• [WHAT TO WORK ON]: Will you give every entry again exactly as it stands?
============
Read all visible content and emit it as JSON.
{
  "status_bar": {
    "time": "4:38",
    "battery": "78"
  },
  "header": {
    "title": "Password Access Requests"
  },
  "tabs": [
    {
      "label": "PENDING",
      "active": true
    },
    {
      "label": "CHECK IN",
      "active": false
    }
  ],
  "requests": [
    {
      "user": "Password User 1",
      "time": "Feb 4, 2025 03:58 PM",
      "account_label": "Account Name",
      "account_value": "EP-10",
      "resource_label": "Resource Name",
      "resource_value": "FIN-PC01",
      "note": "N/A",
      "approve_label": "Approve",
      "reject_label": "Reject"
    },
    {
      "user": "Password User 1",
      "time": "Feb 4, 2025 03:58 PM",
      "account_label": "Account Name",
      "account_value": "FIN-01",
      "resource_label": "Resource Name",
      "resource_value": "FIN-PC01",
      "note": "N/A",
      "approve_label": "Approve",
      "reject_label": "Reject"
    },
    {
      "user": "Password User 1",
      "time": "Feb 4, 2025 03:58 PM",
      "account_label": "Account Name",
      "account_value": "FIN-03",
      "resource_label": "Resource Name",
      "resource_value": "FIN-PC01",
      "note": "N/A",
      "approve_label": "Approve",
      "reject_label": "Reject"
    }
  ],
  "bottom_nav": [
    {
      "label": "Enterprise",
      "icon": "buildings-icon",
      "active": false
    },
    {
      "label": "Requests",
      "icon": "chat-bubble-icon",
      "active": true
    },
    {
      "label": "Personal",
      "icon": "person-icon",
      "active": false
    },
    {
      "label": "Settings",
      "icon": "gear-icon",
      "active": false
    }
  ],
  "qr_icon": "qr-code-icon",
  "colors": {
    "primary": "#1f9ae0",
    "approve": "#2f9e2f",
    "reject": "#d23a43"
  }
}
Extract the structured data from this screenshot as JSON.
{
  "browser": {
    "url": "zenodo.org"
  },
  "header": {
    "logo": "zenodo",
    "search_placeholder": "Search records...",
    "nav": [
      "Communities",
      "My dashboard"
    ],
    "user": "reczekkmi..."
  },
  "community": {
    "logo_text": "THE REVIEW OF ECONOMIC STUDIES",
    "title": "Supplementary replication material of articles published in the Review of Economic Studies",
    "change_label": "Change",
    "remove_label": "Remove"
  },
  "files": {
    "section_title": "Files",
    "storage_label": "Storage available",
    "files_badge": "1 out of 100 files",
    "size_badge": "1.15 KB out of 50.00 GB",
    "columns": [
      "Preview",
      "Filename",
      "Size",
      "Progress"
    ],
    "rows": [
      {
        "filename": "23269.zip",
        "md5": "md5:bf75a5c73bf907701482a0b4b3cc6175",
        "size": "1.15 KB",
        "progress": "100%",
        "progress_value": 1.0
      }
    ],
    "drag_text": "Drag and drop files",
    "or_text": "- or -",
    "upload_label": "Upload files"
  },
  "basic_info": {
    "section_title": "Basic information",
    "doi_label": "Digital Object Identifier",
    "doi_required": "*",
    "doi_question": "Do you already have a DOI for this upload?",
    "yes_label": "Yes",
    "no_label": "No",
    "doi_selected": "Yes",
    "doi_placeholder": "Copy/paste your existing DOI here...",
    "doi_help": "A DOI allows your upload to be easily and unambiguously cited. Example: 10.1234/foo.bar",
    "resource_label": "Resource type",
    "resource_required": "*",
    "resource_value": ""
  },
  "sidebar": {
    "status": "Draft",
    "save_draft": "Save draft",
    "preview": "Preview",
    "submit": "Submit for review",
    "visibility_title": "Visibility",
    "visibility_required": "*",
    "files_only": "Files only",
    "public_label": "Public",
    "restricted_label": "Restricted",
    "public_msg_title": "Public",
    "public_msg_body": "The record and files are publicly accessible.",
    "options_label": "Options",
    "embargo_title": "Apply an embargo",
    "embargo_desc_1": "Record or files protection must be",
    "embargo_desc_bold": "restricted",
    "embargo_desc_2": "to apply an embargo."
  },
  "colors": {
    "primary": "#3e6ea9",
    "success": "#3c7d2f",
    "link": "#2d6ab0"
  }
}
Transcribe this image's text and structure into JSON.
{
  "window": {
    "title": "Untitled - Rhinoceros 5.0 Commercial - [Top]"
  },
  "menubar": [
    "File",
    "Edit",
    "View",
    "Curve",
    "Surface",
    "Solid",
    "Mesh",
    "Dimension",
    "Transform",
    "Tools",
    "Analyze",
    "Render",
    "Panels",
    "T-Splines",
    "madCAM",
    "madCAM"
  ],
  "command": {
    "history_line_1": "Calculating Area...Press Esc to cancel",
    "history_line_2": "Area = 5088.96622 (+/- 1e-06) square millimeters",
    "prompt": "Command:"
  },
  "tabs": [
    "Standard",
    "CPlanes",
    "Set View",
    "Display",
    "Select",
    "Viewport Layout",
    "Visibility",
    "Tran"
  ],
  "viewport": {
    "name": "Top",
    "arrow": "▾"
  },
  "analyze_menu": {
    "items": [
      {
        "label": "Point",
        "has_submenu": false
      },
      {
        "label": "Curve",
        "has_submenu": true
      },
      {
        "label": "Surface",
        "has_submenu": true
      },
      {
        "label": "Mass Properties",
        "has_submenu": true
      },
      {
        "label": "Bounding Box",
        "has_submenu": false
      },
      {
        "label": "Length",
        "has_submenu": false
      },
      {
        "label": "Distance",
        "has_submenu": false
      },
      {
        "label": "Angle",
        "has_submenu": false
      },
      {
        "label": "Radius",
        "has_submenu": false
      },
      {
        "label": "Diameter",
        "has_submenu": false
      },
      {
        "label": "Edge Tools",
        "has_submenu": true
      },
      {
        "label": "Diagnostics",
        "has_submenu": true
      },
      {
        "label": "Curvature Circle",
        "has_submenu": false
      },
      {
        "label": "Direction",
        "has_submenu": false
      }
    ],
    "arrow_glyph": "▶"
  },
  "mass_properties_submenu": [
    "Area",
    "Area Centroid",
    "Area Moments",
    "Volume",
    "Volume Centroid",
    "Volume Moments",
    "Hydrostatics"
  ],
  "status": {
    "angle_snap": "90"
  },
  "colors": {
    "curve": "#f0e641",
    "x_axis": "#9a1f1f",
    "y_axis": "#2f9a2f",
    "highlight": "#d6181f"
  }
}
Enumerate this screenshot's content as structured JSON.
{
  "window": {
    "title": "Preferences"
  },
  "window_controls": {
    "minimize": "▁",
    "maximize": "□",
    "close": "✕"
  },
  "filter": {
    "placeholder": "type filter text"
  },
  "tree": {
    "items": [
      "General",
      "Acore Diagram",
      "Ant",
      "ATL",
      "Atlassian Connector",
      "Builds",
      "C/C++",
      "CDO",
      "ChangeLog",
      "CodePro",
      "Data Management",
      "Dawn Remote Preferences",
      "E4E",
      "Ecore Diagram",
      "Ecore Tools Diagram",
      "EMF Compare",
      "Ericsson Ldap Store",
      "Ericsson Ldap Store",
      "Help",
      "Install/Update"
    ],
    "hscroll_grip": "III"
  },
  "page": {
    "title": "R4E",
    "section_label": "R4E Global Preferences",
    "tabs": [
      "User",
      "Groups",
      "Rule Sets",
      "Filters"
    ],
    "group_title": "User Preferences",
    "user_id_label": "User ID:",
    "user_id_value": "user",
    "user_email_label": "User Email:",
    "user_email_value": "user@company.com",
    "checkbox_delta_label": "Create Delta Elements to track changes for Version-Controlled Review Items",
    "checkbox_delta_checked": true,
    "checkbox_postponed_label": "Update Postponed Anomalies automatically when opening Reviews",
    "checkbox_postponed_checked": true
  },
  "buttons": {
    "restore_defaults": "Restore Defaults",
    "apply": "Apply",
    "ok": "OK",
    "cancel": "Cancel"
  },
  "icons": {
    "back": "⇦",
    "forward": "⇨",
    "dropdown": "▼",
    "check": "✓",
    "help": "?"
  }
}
============
• [ANSWER BELOW]:
Read all visible content and emit it as JSON.
{
  "status_bar": {
    "time": "4:38",
    "battery": "78"
  },
  "header": {
    "title": "Password Access Requests"
  },
  "tabs": [
    {
      "label": "PENDING",
      "active": true
    },
    {
      "label": "CHECK IN",
      "active": false
    }
  ],
  "requests": [
    {
      "user": "Password User 1",
      "time": "Feb 4, 2025 03:58 PM",
      "account_label": "Account Name",
      "account_value": "EP-10",
      "resource_label": "Resource Name",
      "resource_value": "FIN-PC01",
      "note": "N/A",
      "approve_label": "Approve",
      "reject_label": "Reject"
    },
    {
      "user": "Password User 1",
      "time": "Feb 4, 2025 03:58 PM",
      "account_label": "Account Name",
      "account_value": "FIN-01",
      "resource_label": "Resource Name",
      "resource_value": "FIN-PC01",
      "note": "N/A",
      "approve_label": "Approve",
      "reject_label": "Reject"
    },
    {
      "user": "Password User 1",
      "time": "Feb 4, 2025 03:58 PM",
      "account_label": "Account Name",
      "account_value": "FIN-03",
      "resource_label": "Resource Name",
      "resource_value": "FIN-PC01",
      "note": "N/A",
      "approve_label": "Approve",
      "reject_label": "Reject"
    }
  ],
  "bottom_nav": [
    {
      "label": "Enterprise",
      "icon": "buildings-icon",
      "active": false
    },
    {
      "label": "Requests",
      "icon": "chat-bubble-icon",
      "active": true
    },
    {
      "label": "Personal",
      "icon": "person-icon",
      "active": false
    },
    {
      "label": "Settings",
      "icon": "gear-icon",
      "active": false
    }
  ],
  "qr_icon": "qr-code-icon",
  "colors": {
    "primary": "#1f9ae0",
    "approve": "#2f9e2f",
    "reject": "#d23a43"
  }
}
Extract the structured data from this screenshot as JSON.
{
  "browser": {
    "url": "zenodo.org"
  },
  "header": {
    "logo": "zenodo",
    "search_placeholder": "Search records...",
    "nav": [
      "Communities",
      "My dashboard"
    ],
    "user": "reczekkmi..."
  },
  "community": {
    "logo_text": "THE REVIEW OF ECONOMIC STUDIES",
    "title": "Supplementary replication material of articles published in the Review of Economic Studies",
    "change_label": "Change",
    "remove_label": "Remove"
  },
  "files": {
    "section_title": "Files",
    "storage_label": "Storage available",
    "files_badge": "1 out of 100 files",
    "size_badge": "1.15 KB out of 50.00 GB",
    "columns": [
      "Preview",
      "Filename",
      "Size",
      "Progress"
    ],
    "rows": [
      {
        "filename": "23269.zip",
        "md5": "md5:bf75a5c73bf907701482a0b4b3cc6175",
        "size": "1.15 KB",
        "progress": "100%",
        "progress_value": 1.0
      }
    ],
    "drag_text": "Drag and drop files",
    "or_text": "- or -",
    "upload_label": "Upload files"
  },
  "basic_info": {
    "section_title": "Basic information",
    "doi_label": "Digital Object Identifier",
    "doi_required": "*",
    "doi_question": "Do you already have a DOI for this upload?",
    "yes_label": "Yes",
    "no_label": "No",
    "doi_selected": "Yes",
    "doi_placeholder": "Copy/paste your existing DOI here...",
    "doi_help": "A DOI allows your upload to be easily and unambiguously cited. Example: 10.1234/foo.bar",
    "resource_label": "Resource type",
    "resource_required": "*",
    "resource_value": ""
  },
  "sidebar": {
    "status": "Draft",
    "save_draft": "Save draft",
    "preview": "Preview",
    "submit": "Submit for review",
    "visibility_title": "Visibility",
    "visibility_required": "*",
    "files_only": "Files only",
    "public_label": "Public",
    "restricted_label": "Restricted",
    "public_msg_title": "Public",
    "public_msg_body": "The record and files are publicly accessible.",
    "options_label": "Options",
    "embargo_title": "Apply an embargo",
    "embargo_desc_1": "Record or files protection must be",
    "embargo_desc_bold": "restricted",
    "embargo_desc_2": "to apply an embargo."
  },
  "colors": {
    "primary": "#3e6ea9",
    "success": "#3c7d2f",
    "link": "#2d6ab0"
  }
}
Transcribe this image's text and structure into JSON.
{
  "window": {
    "title": "Untitled - Rhinoceros 5.0 Commercial - [Top]"
  },
  "menubar": [
    "File",
    "Edit",
    "View",
    "Curve",
    "Surface",
    "Solid",
    "Mesh",
    "Dimension",
    "Transform",
    "Tools",
    "Analyze",
    "Render",
    "Panels",
    "T-Splines",
    "madCAM",
    "madCAM"
  ],
  "command": {
    "history_line_1": "Calculating Area...Press Esc to cancel",
    "history_line_2": "Area = 5088.96622 (+/- 1e-06) square millimeters",
    "prompt": "Command:"
  },
  "tabs": [
    "Standard",
    "CPlanes",
    "Set View",
    "Display",
    "Select",
    "Viewport Layout",
    "Visibility",
    "Tran"
  ],
  "viewport": {
    "name": "Top",
    "arrow": "▾"
  },
  "analyze_menu": {
    "items": [
      {
        "label": "Point",
        "has_submenu": false
      },
      {
        "label": "Curve",
        "has_submenu": true
      },
      {
        "label": "Surface",
        "has_submenu": true
      },
      {
        "label": "Mass Properties",
        "has_submenu": true
      },
      {
        "label": "Bounding Box",
        "has_submenu": false
      },
      {
        "label": "Length",
        "has_submenu": false
      },
      {
        "label": "Distance",
        "has_submenu": false
      },
      {
        "label": "Angle",
        "has_submenu": false
      },
      {
        "label": "Radius",
        "has_submenu": false
      },
      {
        "label": "Diameter",
        "has_submenu": false
      },
      {
        "label": "Edge Tools",
        "has_submenu": true
      },
      {
        "label": "Diagnostics",
        "has_submenu": true
      },
      {
        "label": "Curvature Circle",
        "has_submenu": false
      },
      {
        "label": "Direction",
        "has_submenu": false
      }
    ],
    "arrow_glyph": "▶"
  },
  "mass_properties_submenu": [
    "Area",
    "Area Centroid",
    "Area Moments",
    "Volume",
    "Volume Centroid",
    "Volume Moments",
    "Hydrostatics"
  ],
  "status": {
    "angle_snap": "90"
  },
  "colors": {
    "curve": "#f0e641",
    "x_axis": "#9a1f1f",
    "y_axis": "#2f9a2f",
    "highlight": "#d6181f"
  }
}
Enumerate this screenshot's content as structured JSON.
{
  "window": {
    "title": "Preferences"
  },
  "window_controls": {
    "minimize": "▁",
    "maximize": "□",
    "close": "✕"
  },
  "filter": {
    "placeholder": "type filter text"
  },
  "tree": {
    "items": [
      "General",
      "Acore Diagram",
      "Ant",
      "ATL",
      "Atlassian Connector",
      "Builds",
      "C/C++",
      "CDO",
      "ChangeLog",
      "CodePro",
      "Data Management",
      "Dawn Remote Preferences",
      "E4E",
      "Ecore Diagram",
      "Ecore Tools Diagram",
      "EMF Compare",
      "Ericsson Ldap Store",
      "Ericsson Ldap Store",
      "Help",
      "Install/Update"
    ],
    "hscroll_grip": "III"
  },
  "page": {
    "title": "R4E",
    "section_label": "R4E Global Preferences",
    "tabs": [
      "User",
      "Groups",
      "Rule Sets",
      "Filters"
    ],
    "group_title": "User Preferences",
    "user_id_label": "User ID:",
    "user_id_value": "user",
    "user_email_label": "User Email:",
    "user_email_value": "user@company.com",
    "checkbox_delta_label": "Create Delta Elements to track changes for Version-Controlled Review Items",
    "checkbox_delta_checked": true,
    "checkbox_postponed_label": "Update Postponed Anomalies automatically when opening Reviews",
    "checkbox_postponed_checked": true
  },
  "buttons": {
    "restore_defaults": "Restore Defaults",
    "apply": "Apply",
    "ok": "OK",
    "cancel": "Cancel"
  },
  "icons": {
    "back": "⇦",
    "forward": "⇨",
    "dropdown": "▼",
    "check": "✓",
    "help": "?"
  }
}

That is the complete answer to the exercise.